--- START OF ROWS ---

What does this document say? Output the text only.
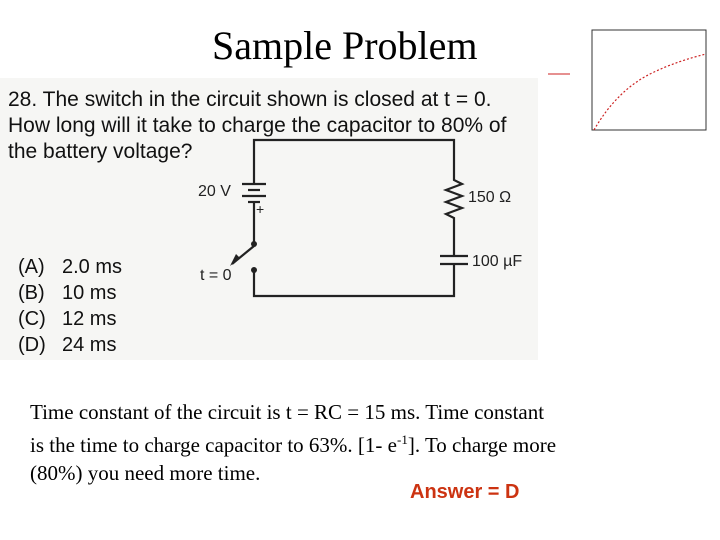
Sample Problem
28. The switch in the circuit shown is closed at t = 0.
How long will it take to charge the capacitor to 80% of
the battery voltage?
20 V
+
150 Ω
100 µF
t = 0
(A) 2.0 ms
(B) 10 ms
(C) 12 ms
(D) 24 ms
Time constant of the circuit is t = RC = 15 ms. Time constant
is the time to charge capacitor to 63%. [1- $e^{-1}$]. To charge more
(80%) you need more time.
Answer = D
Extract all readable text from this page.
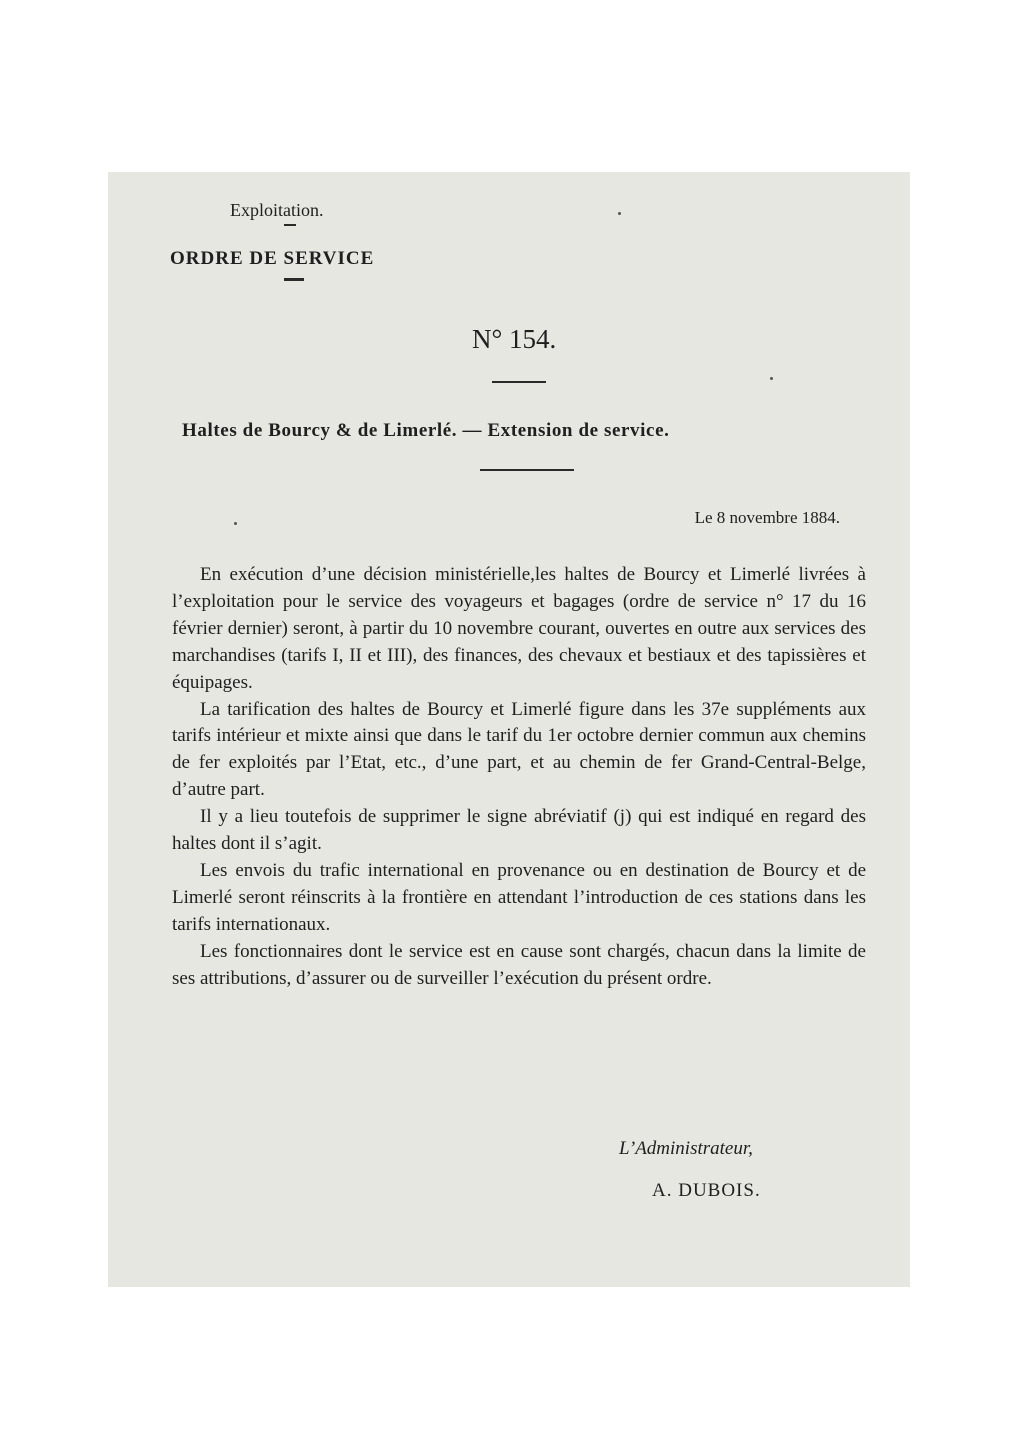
Exploitation.
ORDRE DE SERVICE
N° 154.
Haltes de Bourcy & de Limerlé. — Extension de service.
Le 8 novembre 1884.

En exécution d’une décision ministérielle,les haltes de Bourcy et Limerlé livrées à l’exploitation pour le service des voyageurs et bagages (ordre de service n° 17 du 16 février dernier) seront, à partir du 10 novembre courant, ouvertes en outre aux services des marchandises (tarifs I, II et III), des finances, des chevaux et bestiaux et des tapissières et équipages.

La tarification des haltes de Bourcy et Limerlé figure dans les 37e suppléments aux tarifs intérieur et mixte ainsi que dans le tarif du 1er octobre dernier commun aux chemins de fer exploités par l’Etat, etc., d’une part, et au chemin de fer Grand-Central-Belge, d’autre part.

Il y a lieu toutefois de supprimer le signe abréviatif (j) qui est indiqué en regard des haltes dont il s’agit.

Les envois du trafic international en provenance ou en destination de Bourcy et de Limerlé seront réinscrits à la frontière en attendant l’introduction de ces stations dans les tarifs internationaux.

Les fonctionnaires dont le service est en cause sont chargés, chacun dans la limite de ses attributions, d’assurer ou de surveiller l’exécution du présent ordre.

L’Administrateur,
A. DUBOIS.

--- END OF ROWS ---

Filter for "novembre". Return all lines that hold it.

• RESPONSE TO THE EXERCISE:
Le 8 novembre 1884.
En exécution d’une décision ministérielle,les haltes de Bourcy et Limerlé livrées à l’exploitation pour le service des voyageurs et bagages (ordre de service n° 17 du 16 février dernier) seront, à partir du 10 novembre courant, ouvertes en outre aux services des marchandises (tarifs I, II et III), des finances, des chevaux et bestiaux et des tapissières et équipages.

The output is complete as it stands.